* Short task:
Write out the whole listing exactly as it stands.

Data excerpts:
==*==

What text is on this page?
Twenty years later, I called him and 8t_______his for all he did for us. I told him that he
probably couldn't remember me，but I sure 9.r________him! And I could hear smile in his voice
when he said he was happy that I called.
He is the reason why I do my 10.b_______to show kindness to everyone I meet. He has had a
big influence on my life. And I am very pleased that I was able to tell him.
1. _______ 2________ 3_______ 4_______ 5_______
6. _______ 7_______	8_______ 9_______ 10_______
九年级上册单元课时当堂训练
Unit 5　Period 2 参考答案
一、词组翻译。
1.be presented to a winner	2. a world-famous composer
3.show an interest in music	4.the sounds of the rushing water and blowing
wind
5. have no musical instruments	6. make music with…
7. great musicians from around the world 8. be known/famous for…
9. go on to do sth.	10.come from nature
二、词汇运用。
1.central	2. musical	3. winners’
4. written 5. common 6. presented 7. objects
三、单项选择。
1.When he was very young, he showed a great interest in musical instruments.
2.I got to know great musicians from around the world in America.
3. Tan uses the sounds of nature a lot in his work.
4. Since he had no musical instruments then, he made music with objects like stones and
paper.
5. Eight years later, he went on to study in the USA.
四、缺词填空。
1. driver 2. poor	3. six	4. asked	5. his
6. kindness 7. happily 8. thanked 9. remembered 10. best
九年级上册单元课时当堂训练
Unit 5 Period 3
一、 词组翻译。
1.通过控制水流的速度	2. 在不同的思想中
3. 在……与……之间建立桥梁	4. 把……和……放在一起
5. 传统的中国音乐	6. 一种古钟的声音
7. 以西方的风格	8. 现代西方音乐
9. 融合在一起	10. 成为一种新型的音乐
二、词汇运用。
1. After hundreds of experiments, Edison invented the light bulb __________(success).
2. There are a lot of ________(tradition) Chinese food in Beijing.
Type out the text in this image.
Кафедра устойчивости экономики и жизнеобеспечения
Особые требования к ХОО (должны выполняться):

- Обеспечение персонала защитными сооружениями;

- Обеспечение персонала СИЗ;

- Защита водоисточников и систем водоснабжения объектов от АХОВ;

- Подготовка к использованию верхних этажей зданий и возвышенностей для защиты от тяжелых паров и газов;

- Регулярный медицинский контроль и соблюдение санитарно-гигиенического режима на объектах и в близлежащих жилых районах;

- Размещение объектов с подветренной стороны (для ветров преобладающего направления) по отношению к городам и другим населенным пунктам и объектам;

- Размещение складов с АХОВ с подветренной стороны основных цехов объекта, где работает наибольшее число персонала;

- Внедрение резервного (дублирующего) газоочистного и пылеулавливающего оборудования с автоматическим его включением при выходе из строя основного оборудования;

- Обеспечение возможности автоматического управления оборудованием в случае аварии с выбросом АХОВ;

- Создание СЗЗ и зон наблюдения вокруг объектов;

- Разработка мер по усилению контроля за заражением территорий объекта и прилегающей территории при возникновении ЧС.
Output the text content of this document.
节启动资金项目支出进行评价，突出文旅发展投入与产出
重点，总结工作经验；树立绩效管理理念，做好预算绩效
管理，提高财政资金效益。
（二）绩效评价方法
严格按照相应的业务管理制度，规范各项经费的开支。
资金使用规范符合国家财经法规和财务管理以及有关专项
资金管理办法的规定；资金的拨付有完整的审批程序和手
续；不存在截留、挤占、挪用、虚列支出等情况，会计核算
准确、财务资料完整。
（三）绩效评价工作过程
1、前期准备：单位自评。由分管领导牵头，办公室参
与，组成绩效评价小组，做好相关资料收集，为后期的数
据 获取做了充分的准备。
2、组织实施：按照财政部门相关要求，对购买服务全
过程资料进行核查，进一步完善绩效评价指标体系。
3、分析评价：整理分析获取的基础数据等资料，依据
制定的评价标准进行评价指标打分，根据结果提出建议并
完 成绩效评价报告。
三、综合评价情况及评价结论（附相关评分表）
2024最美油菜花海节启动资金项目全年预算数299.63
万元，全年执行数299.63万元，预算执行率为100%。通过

==*==

* Answer to this exercise:
What text is on this page?
Twenty years later, I called him and 8t_______his for all he did for us. I told him that he
probably couldn't remember me，but I sure 9.r________him! And I could hear smile in his voice
when he said he was happy that I called.
He is the reason why I do my 10.b_______to show kindness to everyone I meet. He has had a
big influence on my life. And I am very pleased that I was able to tell him.
1. _______ 2________ 3_______ 4_______ 5_______
6. _______ 7_______	8_______ 9_______ 10_______
九年级上册单元课时当堂训练
Unit 5　Period 2 参考答案
一、词组翻译。
1.be presented to a winner	2. a world-famous composer
3.show an interest in music	4.the sounds of the rushing water and blowing
wind
5. have no musical instruments	6. make music with…
7. great musicians from around the world 8. be known/famous for…
9. go on to do sth.	10.come from nature
二、词汇运用。
1.central	2. musical	3. winners’
4. written 5. common 6. presented 7. objects
三、单项选择。
1.When he was very young, he showed a great interest in musical instruments.
2.I got to know great musicians from around the world in America.
3. Tan uses the sounds of nature a lot in his work.
4. Since he had no musical instruments then, he made music with objects like stones and
paper.
5. Eight years later, he went on to study in the USA.
四、缺词填空。
1. driver 2. poor	3. six	4. asked	5. his
6. kindness 7. happily 8. thanked 9. remembered 10. best
九年级上册单元课时当堂训练
Unit 5 Period 3
一、 词组翻译。
1.通过控制水流的速度	2. 在不同的思想中
3. 在……与……之间建立桥梁	4. 把……和……放在一起
5. 传统的中国音乐	6. 一种古钟的声音
7. 以西方的风格	8. 现代西方音乐
9. 融合在一起	10. 成为一种新型的音乐
二、词汇运用。
1. After hundreds of experiments, Edison invented the light bulb __________(success).
2. There are a lot of ________(tradition) Chinese food in Beijing.
Type out the text in this image.
Кафедра устойчивости экономики и жизнеобеспечения
Особые требования к ХОО (должны выполняться):

- Обеспечение персонала защитными сооружениями;

- Обеспечение персонала СИЗ;

- Защита водоисточников и систем водоснабжения объектов от АХОВ;

- Подготовка к использованию верхних этажей зданий и возвышенностей для защиты от тяжелых паров и газов;

- Регулярный медицинский контроль и соблюдение санитарно-гигиенического режима на объектах и в близлежащих жилых районах;

- Размещение объектов с подветренной стороны (для ветров преобладающего направления) по отношению к городам и другим населенным пунктам и объектам;

- Размещение складов с АХОВ с подветренной стороны основных цехов объекта, где работает наибольшее число персонала;

- Внедрение резервного (дублирующего) газоочистного и пылеулавливающего оборудования с автоматическим его включением при выходе из строя основного оборудования;

- Обеспечение возможности автоматического управления оборудованием в случае аварии с выбросом АХОВ;

- Создание СЗЗ и зон наблюдения вокруг объектов;

- Разработка мер по усилению контроля за заражением территорий объекта и прилегающей территории при возникновении ЧС.
Output the text content of this document.
节启动资金项目支出进行评价，突出文旅发展投入与产出
重点，总结工作经验；树立绩效管理理念，做好预算绩效
管理，提高财政资金效益。
（二）绩效评价方法
严格按照相应的业务管理制度，规范各项经费的开支。
资金使用规范符合国家财经法规和财务管理以及有关专项
资金管理办法的规定；资金的拨付有完整的审批程序和手
续；不存在截留、挤占、挪用、虚列支出等情况，会计核算
准确、财务资料完整。
（三）绩效评价工作过程
1、前期准备：单位自评。由分管领导牵头，办公室参
与，组成绩效评价小组，做好相关资料收集，为后期的数
据 获取做了充分的准备。
2、组织实施：按照财政部门相关要求，对购买服务全
过程资料进行核查，进一步完善绩效评价指标体系。
3、分析评价：整理分析获取的基础数据等资料，依据
制定的评价标准进行评价指标打分，根据结果提出建议并
完 成绩效评价报告。
三、综合评价情况及评价结论（附相关评分表）
2024最美油菜花海节启动资金项目全年预算数299.63
万元，全年执行数299.63万元，预算执行率为100%。通过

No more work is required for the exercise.